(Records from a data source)
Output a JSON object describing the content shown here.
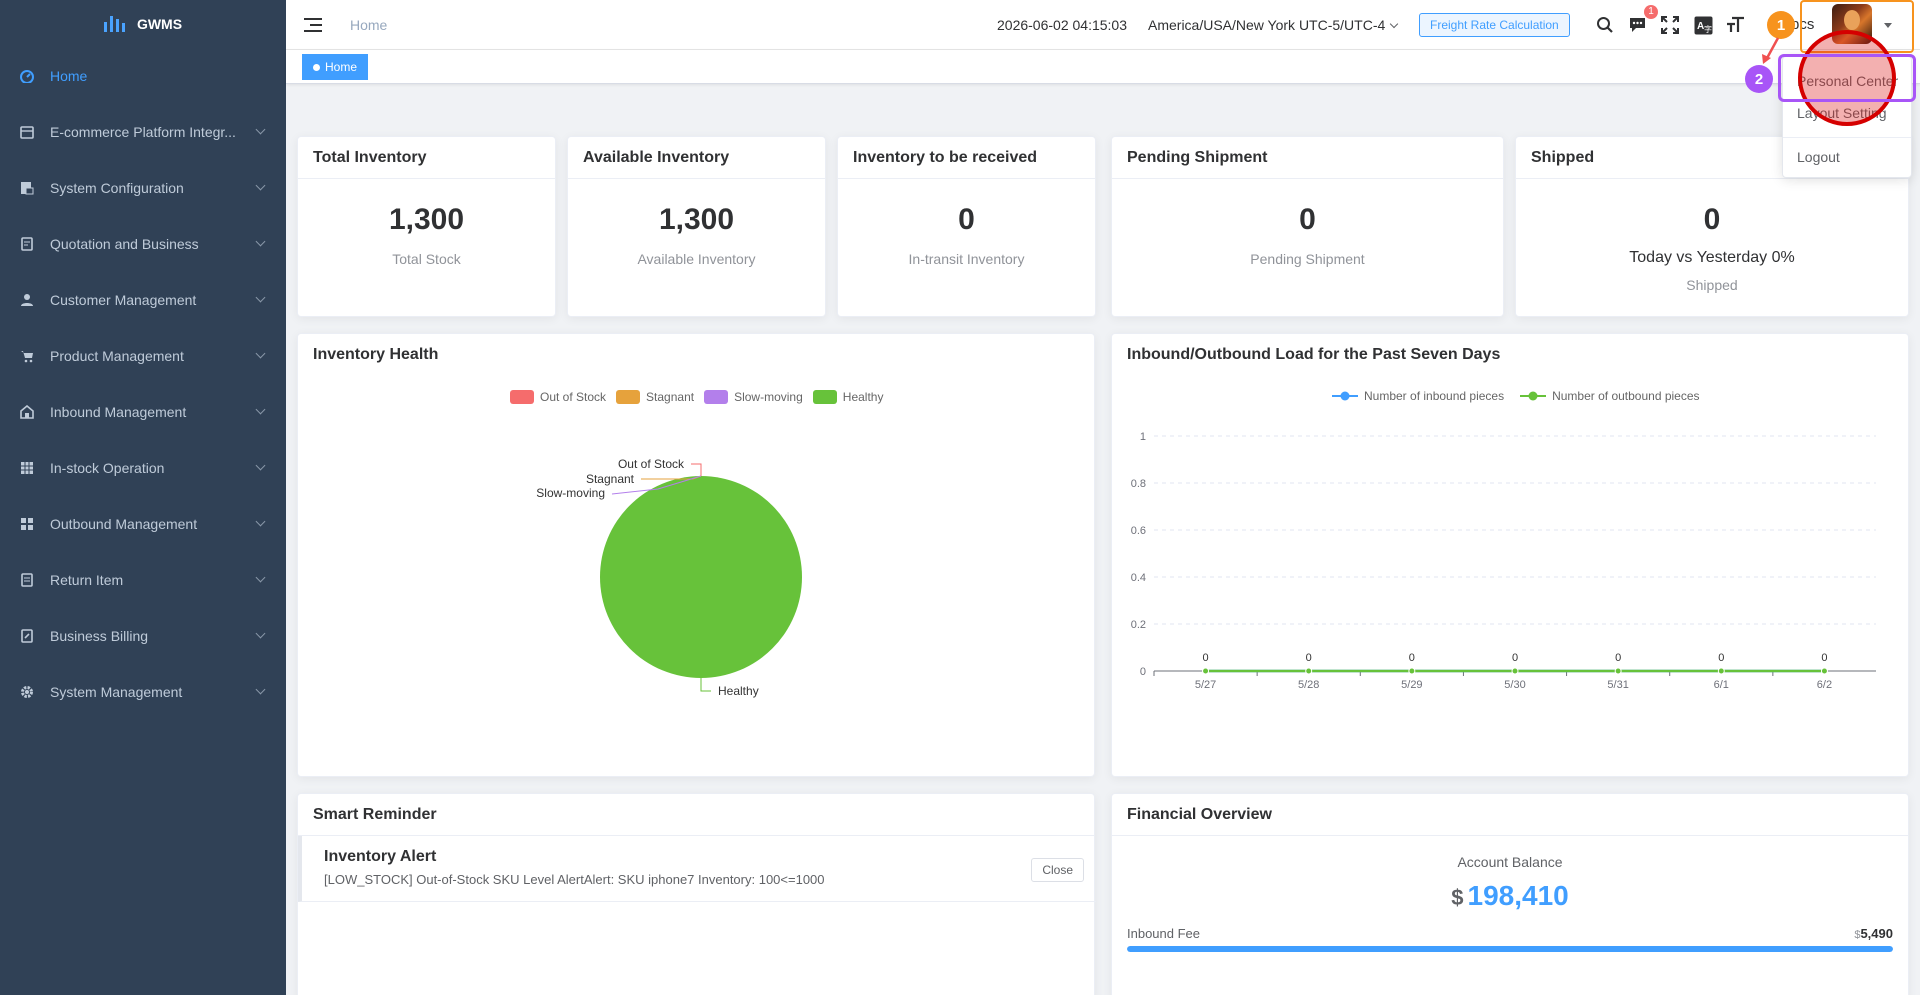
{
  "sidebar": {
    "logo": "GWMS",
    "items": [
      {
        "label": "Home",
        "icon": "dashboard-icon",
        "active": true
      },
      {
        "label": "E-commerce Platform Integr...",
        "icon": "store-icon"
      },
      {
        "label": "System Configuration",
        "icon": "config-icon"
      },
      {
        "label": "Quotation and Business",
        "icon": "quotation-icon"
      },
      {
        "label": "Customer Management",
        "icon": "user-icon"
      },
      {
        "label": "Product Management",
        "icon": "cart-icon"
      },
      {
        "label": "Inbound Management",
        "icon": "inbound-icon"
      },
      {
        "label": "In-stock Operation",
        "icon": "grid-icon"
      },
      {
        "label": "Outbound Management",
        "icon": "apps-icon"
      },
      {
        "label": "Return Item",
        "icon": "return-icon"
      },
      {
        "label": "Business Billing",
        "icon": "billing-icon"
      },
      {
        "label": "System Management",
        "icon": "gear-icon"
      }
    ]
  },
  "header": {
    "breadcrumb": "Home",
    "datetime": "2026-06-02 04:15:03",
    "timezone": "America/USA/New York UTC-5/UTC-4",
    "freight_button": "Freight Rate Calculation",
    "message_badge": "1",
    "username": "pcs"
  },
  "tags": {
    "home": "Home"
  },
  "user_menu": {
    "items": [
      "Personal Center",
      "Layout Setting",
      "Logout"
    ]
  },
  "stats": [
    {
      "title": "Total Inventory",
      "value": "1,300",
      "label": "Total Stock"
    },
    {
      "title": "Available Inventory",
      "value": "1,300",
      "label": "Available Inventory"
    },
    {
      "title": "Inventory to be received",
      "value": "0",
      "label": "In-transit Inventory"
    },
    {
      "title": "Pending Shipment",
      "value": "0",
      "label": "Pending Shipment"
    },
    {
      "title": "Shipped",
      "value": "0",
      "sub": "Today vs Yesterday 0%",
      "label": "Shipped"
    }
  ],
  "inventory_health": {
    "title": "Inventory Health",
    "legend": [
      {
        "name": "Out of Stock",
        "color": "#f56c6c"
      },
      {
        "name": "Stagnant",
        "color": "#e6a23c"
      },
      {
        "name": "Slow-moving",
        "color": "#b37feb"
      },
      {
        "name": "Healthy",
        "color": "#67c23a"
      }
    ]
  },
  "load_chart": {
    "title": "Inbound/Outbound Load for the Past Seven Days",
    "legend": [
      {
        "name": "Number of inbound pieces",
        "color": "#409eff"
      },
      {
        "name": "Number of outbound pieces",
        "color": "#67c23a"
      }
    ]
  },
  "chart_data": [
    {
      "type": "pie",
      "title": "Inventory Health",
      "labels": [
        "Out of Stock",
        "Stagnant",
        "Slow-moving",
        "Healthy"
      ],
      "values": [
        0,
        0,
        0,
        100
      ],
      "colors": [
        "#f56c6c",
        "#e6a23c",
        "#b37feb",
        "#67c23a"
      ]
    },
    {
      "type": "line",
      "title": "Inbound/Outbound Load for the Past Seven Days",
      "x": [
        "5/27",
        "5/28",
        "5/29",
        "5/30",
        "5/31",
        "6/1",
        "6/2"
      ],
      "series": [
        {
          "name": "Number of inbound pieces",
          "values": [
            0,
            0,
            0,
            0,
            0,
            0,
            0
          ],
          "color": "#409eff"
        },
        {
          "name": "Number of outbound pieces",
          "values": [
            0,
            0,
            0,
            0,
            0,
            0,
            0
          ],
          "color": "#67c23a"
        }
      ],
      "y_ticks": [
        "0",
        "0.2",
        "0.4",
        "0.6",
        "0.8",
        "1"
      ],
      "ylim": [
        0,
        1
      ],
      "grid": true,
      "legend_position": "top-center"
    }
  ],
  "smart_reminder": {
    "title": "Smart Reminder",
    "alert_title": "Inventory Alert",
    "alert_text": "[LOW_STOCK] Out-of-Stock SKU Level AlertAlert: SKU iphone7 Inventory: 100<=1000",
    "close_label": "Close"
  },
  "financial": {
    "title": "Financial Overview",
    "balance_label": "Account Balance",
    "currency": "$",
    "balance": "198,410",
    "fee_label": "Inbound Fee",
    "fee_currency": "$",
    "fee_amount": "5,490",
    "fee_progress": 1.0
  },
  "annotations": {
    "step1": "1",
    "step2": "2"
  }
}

:: EXERCISE DESCRIPTION ::
The records above are to be reproduced exactly; the pictures are to be left out.

:: EXPECTED OUTPUT ::
Output a JSON object describing the content shown here.
{
  "sidebar": {
    "logo": "GWMS",
    "items": [
      {
        "label": "Home",
        "icon": "dashboard-icon",
        "active": true
      },
      {
        "label": "E-commerce Platform Integr...",
        "icon": "store-icon"
      },
      {
        "label": "System Configuration",
        "icon": "config-icon"
      },
      {
        "label": "Quotation and Business",
        "icon": "quotation-icon"
      },
      {
        "label": "Customer Management",
        "icon": "user-icon"
      },
      {
        "label": "Product Management",
        "icon": "cart-icon"
      },
      {
        "label": "Inbound Management",
        "icon": "inbound-icon"
      },
      {
        "label": "In-stock Operation",
        "icon": "grid-icon"
      },
      {
        "label": "Outbound Management",
        "icon": "apps-icon"
      },
      {
        "label": "Return Item",
        "icon": "return-icon"
      },
      {
        "label": "Business Billing",
        "icon": "billing-icon"
      },
      {
        "label": "System Management",
        "icon": "gear-icon"
      }
    ]
  },
  "header": {
    "breadcrumb": "Home",
    "datetime": "2026-06-02 04:15:03",
    "timezone": "America/USA/New York UTC-5/UTC-4",
    "freight_button": "Freight Rate Calculation",
    "message_badge": "1",
    "username": "pcs"
  },
  "tags": {
    "home": "Home"
  },
  "user_menu": {
    "items": [
      "Personal Center",
      "Layout Setting",
      "Logout"
    ]
  },
  "stats": [
    {
      "title": "Total Inventory",
      "value": "1,300",
      "label": "Total Stock"
    },
    {
      "title": "Available Inventory",
      "value": "1,300",
      "label": "Available Inventory"
    },
    {
      "title": "Inventory to be received",
      "value": "0",
      "label": "In-transit Inventory"
    },
    {
      "title": "Pending Shipment",
      "value": "0",
      "label": "Pending Shipment"
    },
    {
      "title": "Shipped",
      "value": "0",
      "sub": "Today vs Yesterday 0%",
      "label": "Shipped"
    }
  ],
  "inventory_health": {
    "title": "Inventory Health",
    "legend": [
      {
        "name": "Out of Stock",
        "color": "#f56c6c"
      },
      {
        "name": "Stagnant",
        "color": "#e6a23c"
      },
      {
        "name": "Slow-moving",
        "color": "#b37feb"
      },
      {
        "name": "Healthy",
        "color": "#67c23a"
      }
    ]
  },
  "load_chart": {
    "title": "Inbound/Outbound Load for the Past Seven Days",
    "legend": [
      {
        "name": "Number of inbound pieces",
        "color": "#409eff"
      },
      {
        "name": "Number of outbound pieces",
        "color": "#67c23a"
      }
    ]
  },
  "chart_data": [
    {
      "type": "pie",
      "title": "Inventory Health",
      "labels": [
        "Out of Stock",
        "Stagnant",
        "Slow-moving",
        "Healthy"
      ],
      "values": [
        0,
        0,
        0,
        100
      ],
      "colors": [
        "#f56c6c",
        "#e6a23c",
        "#b37feb",
        "#67c23a"
      ]
    },
    {
      "type": "line",
      "title": "Inbound/Outbound Load for the Past Seven Days",
      "x": [
        "5/27",
        "5/28",
        "5/29",
        "5/30",
        "5/31",
        "6/1",
        "6/2"
      ],
      "series": [
        {
          "name": "Number of inbound pieces",
          "values": [
            0,
            0,
            0,
            0,
            0,
            0,
            0
          ],
          "color": "#409eff"
        },
        {
          "name": "Number of outbound pieces",
          "values": [
            0,
            0,
            0,
            0,
            0,
            0,
            0
          ],
          "color": "#67c23a"
        }
      ],
      "y_ticks": [
        "0",
        "0.2",
        "0.4",
        "0.6",
        "0.8",
        "1"
      ],
      "ylim": [
        0,
        1
      ],
      "grid": true,
      "legend_position": "top-center"
    }
  ],
  "smart_reminder": {
    "title": "Smart Reminder",
    "alert_title": "Inventory Alert",
    "alert_text": "[LOW_STOCK] Out-of-Stock SKU Level AlertAlert: SKU iphone7 Inventory: 100<=1000",
    "close_label": "Close"
  },
  "financial": {
    "title": "Financial Overview",
    "balance_label": "Account Balance",
    "currency": "$",
    "balance": "198,410",
    "fee_label": "Inbound Fee",
    "fee_currency": "$",
    "fee_amount": "5,490",
    "fee_progress": 1.0
  },
  "annotations": {
    "step1": "1",
    "step2": "2"
  }
}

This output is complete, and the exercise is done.